(Spatial annotation entries)
-- START --

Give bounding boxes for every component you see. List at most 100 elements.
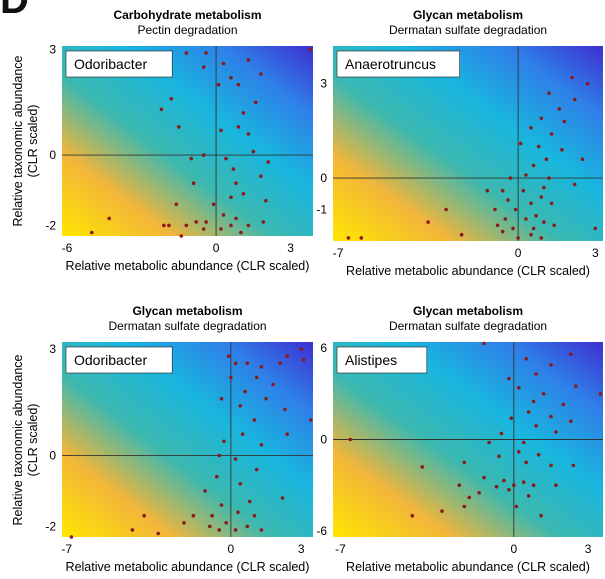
- data-point: [536, 144, 541, 149]
- data-point: [233, 457, 238, 461]
- chart-title: Carbohydrate metabolism: [113, 8, 261, 22]
- data-point: [539, 513, 543, 518]
- data-point: [497, 454, 501, 459]
- data-point: [233, 361, 238, 366]
- data-point: [541, 392, 546, 396]
- data-point: [219, 227, 223, 231]
- x-axis-label: Relative metabolic abundance (CLR scaled…: [66, 560, 310, 574]
- data-point: [299, 347, 304, 351]
- data-point: [283, 407, 287, 412]
- data-point: [499, 431, 504, 436]
- data-point: [534, 424, 538, 428]
- data-point: [571, 463, 576, 468]
- y-tick-label: 3: [49, 43, 56, 57]
- data-point: [549, 414, 553, 419]
- data-point: [549, 363, 553, 367]
- data-point: [251, 149, 256, 154]
- data-point: [507, 488, 511, 492]
- data-point: [542, 220, 546, 224]
- data-point: [219, 128, 223, 133]
- data-point: [539, 116, 544, 121]
- y-tick-label: 3: [320, 77, 327, 91]
- data-point: [204, 51, 208, 55]
- data-point: [264, 396, 268, 401]
- taxon-label: Odoribacter: [65, 50, 173, 78]
- data-point: [156, 531, 160, 536]
- x-tick-label: 3: [287, 241, 294, 255]
- data-point: [233, 528, 238, 532]
- x-tick-label: -7: [335, 542, 346, 556]
- data-point: [511, 226, 515, 231]
- x-tick-label: 3: [592, 246, 599, 260]
- data-point: [467, 495, 472, 500]
- data-point: [215, 474, 219, 479]
- data-point: [252, 513, 257, 518]
- y-tick-label: -2: [45, 519, 56, 533]
- data-point: [482, 341, 486, 346]
- data-point: [271, 382, 275, 387]
- data-point: [259, 72, 263, 76]
- data-point: [534, 214, 538, 218]
- data-point: [462, 504, 467, 509]
- data-point: [572, 97, 577, 102]
- data-point: [426, 220, 430, 224]
- data-point: [226, 354, 231, 359]
- data-point: [201, 227, 206, 231]
- data-point: [229, 375, 233, 380]
- data-point: [264, 199, 268, 203]
- data-point: [560, 148, 564, 152]
- data-point: [174, 202, 179, 207]
- data-point: [521, 440, 526, 445]
- data-point: [201, 153, 206, 157]
- data-point: [179, 234, 184, 238]
- data-point: [254, 375, 259, 380]
- data-point: [557, 107, 562, 111]
- chart-subtitle: Dermatan sulfate degradation: [389, 23, 547, 37]
- y-tick-label: 6: [320, 341, 327, 355]
- data-point: [482, 475, 486, 480]
- data-point: [531, 163, 536, 168]
- data-point: [598, 392, 603, 396]
- data-point: [580, 157, 585, 161]
- data-point: [241, 111, 246, 115]
- y-axis-label: Relative taxonomic abundance (CLR scaled): [11, 55, 40, 226]
- data-point: [514, 504, 519, 509]
- data-point: [521, 188, 526, 193]
- y-tick-label: 0: [49, 448, 56, 462]
- chart-subtitle: Dermatan sulfate degradation: [389, 319, 547, 333]
- data-point: [238, 482, 243, 486]
- plot-area: [62, 342, 313, 537]
- y-tick-label: -1: [316, 203, 327, 217]
- taxon-label: Anaerotruncus: [336, 50, 460, 78]
- y-tick-label: 0: [49, 148, 56, 162]
- data-point: [204, 220, 208, 224]
- chart-title: Glycan metabolism: [132, 304, 242, 318]
- y-axis-label: Relative taxonomic abundance (CLR scaled): [11, 354, 40, 525]
- chart-title: Glycan metabolism: [413, 8, 523, 22]
- x-axis-label: Relative metabolic abundance (CLR scaled…: [346, 560, 590, 574]
- data-point: [219, 503, 224, 507]
- data-point: [211, 202, 216, 207]
- data-point: [517, 449, 521, 454]
- data-point: [236, 82, 241, 87]
- data-point: [477, 491, 481, 495]
- data-point: [572, 182, 577, 187]
- taxon-label: Alistipes: [336, 346, 428, 374]
- data-point: [208, 524, 212, 529]
- data-point: [585, 81, 590, 86]
- data-point: [493, 207, 497, 212]
- data-point: [191, 181, 196, 185]
- data-point: [221, 61, 226, 66]
- data-point: [245, 361, 250, 366]
- data-point: [509, 416, 514, 421]
- data-point: [224, 156, 228, 161]
- data-point: [234, 181, 238, 185]
- data-point: [524, 460, 528, 465]
- data-point: [529, 201, 533, 206]
- data-point: [130, 528, 135, 532]
- data-point: [69, 535, 74, 539]
- data-point: [167, 223, 171, 228]
- data-point: [239, 230, 243, 235]
- data-point: [246, 132, 251, 136]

-- END --

Copy the lines of the records above exactly as they appear, leaving out the pictures.

Give bounding boxes for every component you see. List at most 100 elements.
- data-point: [536, 144, 541, 149]
- data-point: [233, 457, 238, 461]
- chart-title: Carbohydrate metabolism: [113, 8, 261, 22]
- data-point: [539, 513, 543, 518]
- data-point: [497, 454, 501, 459]
- data-point: [233, 361, 238, 366]
- data-point: [541, 392, 546, 396]
- data-point: [219, 227, 223, 231]
- x-axis-label: Relative metabolic abundance (CLR scaled…: [66, 560, 310, 574]
- data-point: [299, 347, 304, 351]
- data-point: [283, 407, 287, 412]
- data-point: [499, 431, 504, 436]
- data-point: [534, 424, 538, 428]
- data-point: [571, 463, 576, 468]
- y-tick-label: 3: [49, 43, 56, 57]
- data-point: [549, 414, 553, 419]
- data-point: [549, 363, 553, 367]
- data-point: [251, 149, 256, 154]
- data-point: [507, 488, 511, 492]
- data-point: [542, 220, 546, 224]
- data-point: [219, 128, 223, 133]
- data-point: [539, 116, 544, 121]
- y-tick-label: 3: [320, 77, 327, 91]
- data-point: [204, 51, 208, 55]
- data-point: [264, 396, 268, 401]
- taxon-label: Odoribacter: [65, 50, 173, 78]
- data-point: [156, 531, 160, 536]
- x-tick-label: 3: [287, 241, 294, 255]
- data-point: [233, 528, 238, 532]
- x-tick-label: -7: [335, 542, 346, 556]
- data-point: [511, 226, 515, 231]
- x-tick-label: 3: [592, 246, 599, 260]
- data-point: [467, 495, 472, 500]
- data-point: [215, 474, 219, 479]
- data-point: [252, 513, 257, 518]
- y-tick-label: -2: [45, 519, 56, 533]
- data-point: [482, 341, 486, 346]
- data-point: [271, 382, 275, 387]
- data-point: [259, 72, 263, 76]
- data-point: [534, 214, 538, 218]
- data-point: [462, 504, 467, 509]
- data-point: [572, 97, 577, 102]
- data-point: [426, 220, 430, 224]
- data-point: [226, 354, 231, 359]
- data-point: [201, 227, 206, 231]
- data-point: [229, 375, 233, 380]
- data-point: [264, 199, 268, 203]
- data-point: [560, 148, 564, 152]
- data-point: [174, 202, 179, 207]
- data-point: [521, 440, 526, 445]
- data-point: [201, 153, 206, 157]
- data-point: [179, 234, 184, 238]
- data-point: [254, 375, 259, 380]
- data-point: [557, 107, 562, 111]
- chart-subtitle: Dermatan sulfate degradation: [389, 23, 547, 37]
- y-tick-label: 6: [320, 341, 327, 355]
- data-point: [482, 475, 486, 480]
- data-point: [531, 163, 536, 168]
- data-point: [598, 392, 603, 396]
- data-point: [580, 157, 585, 161]
- data-point: [241, 111, 246, 115]
- y-axis-label: Relative taxonomic abundance (CLR scaled): [11, 55, 40, 226]
- data-point: [514, 504, 519, 509]
- data-point: [521, 188, 526, 193]
- y-tick-label: 0: [49, 448, 56, 462]
- chart-subtitle: Dermatan sulfate degradation: [389, 319, 547, 333]
- data-point: [238, 482, 243, 486]
- plot-area: [62, 342, 313, 537]
- y-tick-label: -1: [316, 203, 327, 217]
- taxon-label: Anaerotruncus: [336, 50, 460, 78]
- y-tick-label: 0: [49, 148, 56, 162]
- data-point: [204, 220, 208, 224]
- chart-title: Glycan metabolism: [132, 304, 242, 318]
- y-axis-label: Relative taxonomic abundance (CLR scaled): [11, 354, 40, 525]
- chart-title: Glycan metabolism: [413, 8, 523, 22]
- x-axis-label: Relative metabolic abundance (CLR scaled…: [346, 560, 590, 574]
- data-point: [219, 503, 224, 507]
- data-point: [211, 202, 216, 207]
- data-point: [517, 449, 521, 454]
- data-point: [236, 82, 241, 87]
- data-point: [477, 491, 481, 495]
- data-point: [572, 182, 577, 187]
- taxon-label: Alistipes: [336, 346, 428, 374]
- data-point: [208, 524, 212, 529]
- data-point: [585, 81, 590, 86]
- data-point: [493, 207, 497, 212]
- data-point: [191, 181, 196, 185]
- data-point: [221, 61, 226, 66]
- data-point: [245, 361, 250, 366]
- data-point: [509, 416, 514, 421]
- data-point: [224, 156, 228, 161]
- data-point: [234, 181, 238, 185]
- data-point: [524, 460, 528, 465]
- data-point: [529, 201, 533, 206]
- data-point: [130, 528, 135, 532]
- data-point: [69, 535, 74, 539]
- data-point: [167, 223, 171, 228]
- data-point: [239, 230, 243, 235]
- data-point: [246, 132, 251, 136]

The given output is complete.